(Data entries)
====================

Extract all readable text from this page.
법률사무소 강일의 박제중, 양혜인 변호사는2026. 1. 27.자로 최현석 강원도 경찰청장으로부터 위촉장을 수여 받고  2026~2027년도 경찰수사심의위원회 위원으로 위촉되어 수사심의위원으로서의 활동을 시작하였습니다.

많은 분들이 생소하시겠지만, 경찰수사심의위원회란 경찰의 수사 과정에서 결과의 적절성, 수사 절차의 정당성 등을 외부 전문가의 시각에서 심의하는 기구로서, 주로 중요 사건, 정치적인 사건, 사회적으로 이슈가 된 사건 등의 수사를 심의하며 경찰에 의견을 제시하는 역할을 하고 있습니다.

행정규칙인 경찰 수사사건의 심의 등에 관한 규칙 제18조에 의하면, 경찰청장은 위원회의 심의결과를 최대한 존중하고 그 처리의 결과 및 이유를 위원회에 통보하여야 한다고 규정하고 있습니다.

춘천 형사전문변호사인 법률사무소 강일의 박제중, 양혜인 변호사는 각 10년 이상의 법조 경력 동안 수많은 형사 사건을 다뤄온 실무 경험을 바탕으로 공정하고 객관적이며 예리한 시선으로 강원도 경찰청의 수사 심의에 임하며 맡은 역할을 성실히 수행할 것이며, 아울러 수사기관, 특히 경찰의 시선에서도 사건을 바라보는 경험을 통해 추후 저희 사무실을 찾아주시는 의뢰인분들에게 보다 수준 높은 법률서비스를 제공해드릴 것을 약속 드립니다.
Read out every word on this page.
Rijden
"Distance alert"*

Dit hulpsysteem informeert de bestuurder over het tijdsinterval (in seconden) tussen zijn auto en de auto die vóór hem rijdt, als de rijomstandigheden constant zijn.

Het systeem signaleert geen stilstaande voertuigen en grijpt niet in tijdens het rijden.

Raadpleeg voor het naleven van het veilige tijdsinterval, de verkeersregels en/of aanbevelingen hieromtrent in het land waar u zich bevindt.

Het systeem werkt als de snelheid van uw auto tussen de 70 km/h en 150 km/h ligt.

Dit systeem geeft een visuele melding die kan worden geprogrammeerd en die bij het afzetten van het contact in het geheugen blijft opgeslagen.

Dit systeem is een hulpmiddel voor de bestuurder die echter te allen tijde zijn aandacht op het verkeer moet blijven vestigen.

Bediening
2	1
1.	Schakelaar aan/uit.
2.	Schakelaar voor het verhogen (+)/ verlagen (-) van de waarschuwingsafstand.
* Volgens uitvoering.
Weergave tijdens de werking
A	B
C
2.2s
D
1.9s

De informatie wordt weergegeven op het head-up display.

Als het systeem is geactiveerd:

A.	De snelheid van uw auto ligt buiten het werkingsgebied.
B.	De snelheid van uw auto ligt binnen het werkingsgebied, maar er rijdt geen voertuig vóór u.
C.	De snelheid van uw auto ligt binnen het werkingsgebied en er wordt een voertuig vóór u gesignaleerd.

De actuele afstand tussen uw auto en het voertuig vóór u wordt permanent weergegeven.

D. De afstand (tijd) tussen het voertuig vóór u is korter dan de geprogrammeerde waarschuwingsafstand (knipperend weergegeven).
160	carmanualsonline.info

====================

TASK TO CARRY OUT: Copy out the full set of records precisely, leaving nothing out.

SOLUTION TO THIS EXERCISE:
Extract all readable text from this page.
법률사무소 강일의 박제중, 양혜인 변호사는2026. 1. 27.자로 최현석 강원도 경찰청장으로부터 위촉장을 수여 받고  2026~2027년도 경찰수사심의위원회 위원으로 위촉되어 수사심의위원으로서의 활동을 시작하였습니다.

많은 분들이 생소하시겠지만, 경찰수사심의위원회란 경찰의 수사 과정에서 결과의 적절성, 수사 절차의 정당성 등을 외부 전문가의 시각에서 심의하는 기구로서, 주로 중요 사건, 정치적인 사건, 사회적으로 이슈가 된 사건 등의 수사를 심의하며 경찰에 의견을 제시하는 역할을 하고 있습니다.

행정규칙인 경찰 수사사건의 심의 등에 관한 규칙 제18조에 의하면, 경찰청장은 위원회의 심의결과를 최대한 존중하고 그 처리의 결과 및 이유를 위원회에 통보하여야 한다고 규정하고 있습니다.

춘천 형사전문변호사인 법률사무소 강일의 박제중, 양혜인 변호사는 각 10년 이상의 법조 경력 동안 수많은 형사 사건을 다뤄온 실무 경험을 바탕으로 공정하고 객관적이며 예리한 시선으로 강원도 경찰청의 수사 심의에 임하며 맡은 역할을 성실히 수행할 것이며, 아울러 수사기관, 특히 경찰의 시선에서도 사건을 바라보는 경험을 통해 추후 저희 사무실을 찾아주시는 의뢰인분들에게 보다 수준 높은 법률서비스를 제공해드릴 것을 약속 드립니다.
Read out every word on this page.
Rijden
"Distance alert"*

Dit hulpsysteem informeert de bestuurder over het tijdsinterval (in seconden) tussen zijn auto en de auto die vóór hem rijdt, als de rijomstandigheden constant zijn.

Het systeem signaleert geen stilstaande voertuigen en grijpt niet in tijdens het rijden.

Raadpleeg voor het naleven van het veilige tijdsinterval, de verkeersregels en/of aanbevelingen hieromtrent in het land waar u zich bevindt.

Het systeem werkt als de snelheid van uw auto tussen de 70 km/h en 150 km/h ligt.

Dit systeem geeft een visuele melding die kan worden geprogrammeerd en die bij het afzetten van het contact in het geheugen blijft opgeslagen.

Dit systeem is een hulpmiddel voor de bestuurder die echter te allen tijde zijn aandacht op het verkeer moet blijven vestigen.

Bediening
2	1
1.	Schakelaar aan/uit.
2.	Schakelaar voor het verhogen (+)/ verlagen (-) van de waarschuwingsafstand.
* Volgens uitvoering.
Weergave tijdens de werking
A	B
C
2.2s
D
1.9s

De informatie wordt weergegeven op het head-up display.

Als het systeem is geactiveerd:

A.	De snelheid van uw auto ligt buiten het werkingsgebied.
B.	De snelheid van uw auto ligt binnen het werkingsgebied, maar er rijdt geen voertuig vóór u.
C.	De snelheid van uw auto ligt binnen het werkingsgebied en er wordt een voertuig vóór u gesignaleerd.

De actuele afstand tussen uw auto en het voertuig vóór u wordt permanent weergegeven.

D. De afstand (tijd) tussen het voertuig vóór u is korter dan de geprogrammeerde waarschuwingsafstand (knipperend weergegeven).
160	carmanualsonline.info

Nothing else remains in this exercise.